* [ACTION À MENER]: Poursuivez le texte sur l’IA générative et la vidéo pédagogique à partir de sa dernière phrase.

* [TEXTE PRÉSENTÉ]:
⁂

L’IA générative révolutionne-t-elle la production de vidéo pédagogique ?

L’intelligence artificielle est assurément une aide précieuse, mais il faut nuancer son impact. À l’heure actuelle, son principal apport ne se situe pas dans la production du cœur de la vidéo, mais plutôt en amont (pré-production) et en aval (post-production).

En amont, l’IA peut être très efficace pour préparer et structurer un script. Elle peut aider à définir un plan et à rédiger un premier jet de texte, ce qui représente un gain de temps considérable. Bien sûr, il est essentiel que l’humain retravaille ce texte pour se l’approprier, y injecter son style et son intelligence émotionnelle, et éviter les phrases génériques et impersonnelles que l’on reconnaît désormais très vite.

En aval, l’IA est extrêmement performante pour la post-production. Des tâches comme le sous-titrage, la traduction ou le montage (par exemple, couper les silences) sont grandement accélérées. Cela permet non seulement de gagner des heures de travail, mais aussi d’améliorer l’accessibilité numérique des contenus à moindre coût.

En revanche, pour la production elle-même, la technologie n’est pas encore mature. Les IA génératives de vidéo comme Veo (de Google) et Sora (de OpenAI) se limitent encore à des séquences de 10 à 15 secondes, un format inadapté à l’apprentissage. Les avatars, quant à eux, manquent encore de naturel ; leurs visages sont souvent figés et ils sont dépourvus de communication non verbale, ce qui est crucial pour l’engagement. De plus, l’IA peut commettre des erreurs, comme résumer un cours en supprimant des informations qui seront pourtant demandées à l’examen.

⁂

* [DONNÉES EXTRAITES]:
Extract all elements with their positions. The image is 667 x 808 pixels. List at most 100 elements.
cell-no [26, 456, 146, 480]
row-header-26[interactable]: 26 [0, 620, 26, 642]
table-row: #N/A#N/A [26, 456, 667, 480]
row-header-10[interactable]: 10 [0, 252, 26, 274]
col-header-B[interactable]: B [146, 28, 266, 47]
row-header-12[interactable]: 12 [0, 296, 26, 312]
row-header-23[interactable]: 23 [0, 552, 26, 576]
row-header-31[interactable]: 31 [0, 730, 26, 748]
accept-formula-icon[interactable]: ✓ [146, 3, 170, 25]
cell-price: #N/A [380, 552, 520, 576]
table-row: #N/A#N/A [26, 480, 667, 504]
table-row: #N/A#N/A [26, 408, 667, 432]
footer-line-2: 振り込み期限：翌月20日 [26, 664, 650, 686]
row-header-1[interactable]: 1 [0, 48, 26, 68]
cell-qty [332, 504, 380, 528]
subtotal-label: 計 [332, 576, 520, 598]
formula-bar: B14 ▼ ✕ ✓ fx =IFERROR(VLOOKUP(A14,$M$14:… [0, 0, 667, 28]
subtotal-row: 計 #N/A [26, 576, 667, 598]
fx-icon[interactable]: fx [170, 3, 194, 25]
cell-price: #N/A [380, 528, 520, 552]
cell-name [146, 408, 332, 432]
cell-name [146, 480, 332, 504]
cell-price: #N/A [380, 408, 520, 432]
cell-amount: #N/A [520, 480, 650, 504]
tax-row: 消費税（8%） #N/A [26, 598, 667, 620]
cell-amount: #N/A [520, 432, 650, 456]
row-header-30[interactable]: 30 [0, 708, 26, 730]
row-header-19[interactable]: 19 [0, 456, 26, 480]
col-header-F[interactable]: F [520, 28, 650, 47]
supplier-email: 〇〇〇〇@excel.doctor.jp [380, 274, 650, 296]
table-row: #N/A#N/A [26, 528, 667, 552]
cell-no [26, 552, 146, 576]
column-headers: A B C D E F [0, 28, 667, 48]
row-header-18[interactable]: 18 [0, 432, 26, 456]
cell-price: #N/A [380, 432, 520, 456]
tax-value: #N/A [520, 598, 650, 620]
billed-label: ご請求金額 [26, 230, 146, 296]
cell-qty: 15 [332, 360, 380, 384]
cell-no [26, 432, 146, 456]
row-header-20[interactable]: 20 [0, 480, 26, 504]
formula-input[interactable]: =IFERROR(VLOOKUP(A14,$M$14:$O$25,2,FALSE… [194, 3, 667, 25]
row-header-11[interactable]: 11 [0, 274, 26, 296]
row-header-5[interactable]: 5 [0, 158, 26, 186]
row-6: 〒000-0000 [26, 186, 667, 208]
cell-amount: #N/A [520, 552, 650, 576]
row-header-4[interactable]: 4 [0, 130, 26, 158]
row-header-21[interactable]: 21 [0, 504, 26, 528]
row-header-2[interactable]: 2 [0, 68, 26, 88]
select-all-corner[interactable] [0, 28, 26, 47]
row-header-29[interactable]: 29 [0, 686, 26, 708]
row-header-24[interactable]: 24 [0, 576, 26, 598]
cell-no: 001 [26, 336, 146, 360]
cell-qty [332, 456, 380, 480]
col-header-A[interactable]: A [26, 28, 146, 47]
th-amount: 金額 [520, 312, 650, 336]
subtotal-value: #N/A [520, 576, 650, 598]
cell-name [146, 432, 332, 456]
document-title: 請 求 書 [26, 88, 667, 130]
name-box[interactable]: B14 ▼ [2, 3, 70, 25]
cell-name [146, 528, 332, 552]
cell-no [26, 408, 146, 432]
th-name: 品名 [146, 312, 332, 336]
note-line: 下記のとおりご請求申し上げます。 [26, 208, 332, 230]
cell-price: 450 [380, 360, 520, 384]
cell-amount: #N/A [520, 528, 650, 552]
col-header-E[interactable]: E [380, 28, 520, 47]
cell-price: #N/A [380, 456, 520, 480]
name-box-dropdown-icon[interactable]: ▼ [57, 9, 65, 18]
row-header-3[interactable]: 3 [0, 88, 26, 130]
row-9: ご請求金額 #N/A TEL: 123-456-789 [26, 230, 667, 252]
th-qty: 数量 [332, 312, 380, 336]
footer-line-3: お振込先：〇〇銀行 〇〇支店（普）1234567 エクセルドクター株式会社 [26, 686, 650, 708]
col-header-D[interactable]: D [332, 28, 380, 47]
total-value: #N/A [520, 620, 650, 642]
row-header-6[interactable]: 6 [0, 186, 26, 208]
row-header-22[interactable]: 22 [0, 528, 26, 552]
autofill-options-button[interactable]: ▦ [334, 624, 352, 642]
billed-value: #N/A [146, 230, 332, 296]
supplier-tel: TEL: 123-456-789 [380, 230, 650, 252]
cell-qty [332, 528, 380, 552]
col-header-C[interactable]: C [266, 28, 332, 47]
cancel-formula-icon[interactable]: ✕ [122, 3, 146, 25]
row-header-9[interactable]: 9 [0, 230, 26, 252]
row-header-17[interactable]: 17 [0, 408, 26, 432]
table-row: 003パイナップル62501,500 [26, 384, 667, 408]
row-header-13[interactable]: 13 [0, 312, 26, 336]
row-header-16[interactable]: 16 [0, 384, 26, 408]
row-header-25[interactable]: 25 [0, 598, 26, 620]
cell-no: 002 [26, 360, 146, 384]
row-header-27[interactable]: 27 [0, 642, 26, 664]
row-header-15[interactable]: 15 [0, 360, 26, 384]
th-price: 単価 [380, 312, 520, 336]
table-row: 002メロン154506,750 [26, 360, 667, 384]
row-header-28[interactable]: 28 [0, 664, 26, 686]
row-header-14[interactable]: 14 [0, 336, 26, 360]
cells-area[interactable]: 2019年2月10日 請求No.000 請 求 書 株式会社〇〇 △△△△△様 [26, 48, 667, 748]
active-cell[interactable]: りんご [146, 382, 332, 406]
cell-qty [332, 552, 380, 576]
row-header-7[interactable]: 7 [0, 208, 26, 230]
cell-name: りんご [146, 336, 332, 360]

⁂

* [RÉPONSE À L’EXERCICE]:
Ma vision est donc celle de l’humain augmenté, et non de l’humain remplacé. L’IA doit être un outil maîtrisé pour nous faire gagner du temps et nous permettre de nous concentrer sur notre véritable valeur ajoutée. Le risque, si l’on n’y prend garde, est de voir émerger des «charlatans» ou de «faux profs» qui produiraient des cours entièrement par IA sans aucune expertise réelle, ce qui pose une vraie question sur la différenciation et la qualité à l’avenir.

Quelle est votre vision sur l’équilibre entre l’image et le langage dans le futur de l’enseignement supérieur ?

Cette question est passionnante car elle touche au cœur de l’évolution pédagogique. La première révolution visuelle dans l’enseignement n’est pas venue avec la vidéo, mais bien avant, avec l’arrivée des rétroprojecteurs puis des vidéoprojecteurs dans les salles de classe. C’est à ce moment que nous sommes passés d’un enseignement purement oral à un apprentissage visuel, où les «slides» viennent illustrer et soutenir le propos de l’enseignant. La vidéo et le e-learning se sont inscrits dans ce continuum, qui a atteint son apogée durant la pandémie de Covid, où tout est devenu image et distantiel.

Cependant, je pense que nous assistons aujourd’hui à un rééquilibrage. L’avenir n’est ni dans le tout-image, ni dans le tout-langage, mais dans la recherche du meilleur des deux mondes. Un bon parcours pédagogique sera celui qui saura mixer intelligemment les modalités : des éléments visuels pour soutenir la compréhension (comme un graphique en statistiques qui a plus d’impact que des chiffres bruts), et des moments centrés sur le langage.

Le succès phénoménal du podcast est la preuve la plus éclatante de ce rééquilibrage. Le format audio, qui est du pur langage, connaît un essor fulgurant car il présente des avantages uniques. Premièrement, il a moins de contraintes que la vidéo : on peut l’écouter dans les transports ou en voiture, sans être rivé à un écran. Deuxièmement, il véhicule d’autres émotions ; l’absence d’image force une plus grande concentration sur la voix et ses intonations. Enfin, c’est un format beaucoup plus frugal, moins lourd et moins consommateur de bande passante.

En somme, si nous vivons dans une civilisation de l’image, cela ne signifie pas que le langage perd de sa valeur. Au contraire, dans un monde saturé d’images souvent synonymes de divertissement, le langage, et notamment l’audio, pourrait bien redevenir le média privilégié pour l’apprentissage profond et efficace.